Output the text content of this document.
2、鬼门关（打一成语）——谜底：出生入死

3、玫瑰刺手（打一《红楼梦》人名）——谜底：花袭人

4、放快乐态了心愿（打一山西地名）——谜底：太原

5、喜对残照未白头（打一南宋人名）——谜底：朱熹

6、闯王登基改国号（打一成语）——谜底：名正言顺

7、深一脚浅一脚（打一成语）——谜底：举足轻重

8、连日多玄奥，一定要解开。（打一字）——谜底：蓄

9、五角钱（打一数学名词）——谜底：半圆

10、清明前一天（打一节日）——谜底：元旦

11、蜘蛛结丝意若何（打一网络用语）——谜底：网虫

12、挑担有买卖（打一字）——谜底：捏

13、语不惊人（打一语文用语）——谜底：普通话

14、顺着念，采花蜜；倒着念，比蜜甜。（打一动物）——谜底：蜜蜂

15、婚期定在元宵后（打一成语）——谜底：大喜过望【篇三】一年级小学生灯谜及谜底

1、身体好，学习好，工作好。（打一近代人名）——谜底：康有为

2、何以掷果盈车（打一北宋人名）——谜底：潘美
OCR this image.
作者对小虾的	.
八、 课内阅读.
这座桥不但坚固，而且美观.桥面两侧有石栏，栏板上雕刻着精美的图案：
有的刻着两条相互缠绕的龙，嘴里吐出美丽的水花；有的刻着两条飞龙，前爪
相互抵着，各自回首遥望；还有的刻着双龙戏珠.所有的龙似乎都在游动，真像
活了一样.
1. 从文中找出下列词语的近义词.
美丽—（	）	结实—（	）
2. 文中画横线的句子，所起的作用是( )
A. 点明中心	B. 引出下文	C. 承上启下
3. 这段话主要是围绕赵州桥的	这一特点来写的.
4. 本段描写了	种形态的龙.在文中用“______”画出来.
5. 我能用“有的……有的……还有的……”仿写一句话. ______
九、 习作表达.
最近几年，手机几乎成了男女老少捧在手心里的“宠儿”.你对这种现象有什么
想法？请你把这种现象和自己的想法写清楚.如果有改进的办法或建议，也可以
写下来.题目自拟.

◇ ◇ ◇

CHALLENGE:
Reproduce the lines of the entries above exactly, but only from the line containing "OCR this image." through the final line.

EXERCISE OUTPUT:
OCR this image.
作者对小虾的	.
八、 课内阅读.
这座桥不但坚固，而且美观.桥面两侧有石栏，栏板上雕刻着精美的图案：
有的刻着两条相互缠绕的龙，嘴里吐出美丽的水花；有的刻着两条飞龙，前爪
相互抵着，各自回首遥望；还有的刻着双龙戏珠.所有的龙似乎都在游动，真像
活了一样.
1. 从文中找出下列词语的近义词.
美丽—（	）	结实—（	）
2. 文中画横线的句子，所起的作用是( )
A. 点明中心	B. 引出下文	C. 承上启下
3. 这段话主要是围绕赵州桥的	这一特点来写的.
4. 本段描写了	种形态的龙.在文中用“______”画出来.
5. 我能用“有的……有的……还有的……”仿写一句话. ______
九、 习作表达.
最近几年，手机几乎成了男女老少捧在手心里的“宠儿”.你对这种现象有什么
想法？请你把这种现象和自己的想法写清楚.如果有改进的办法或建议，也可以
写下来.题目自拟.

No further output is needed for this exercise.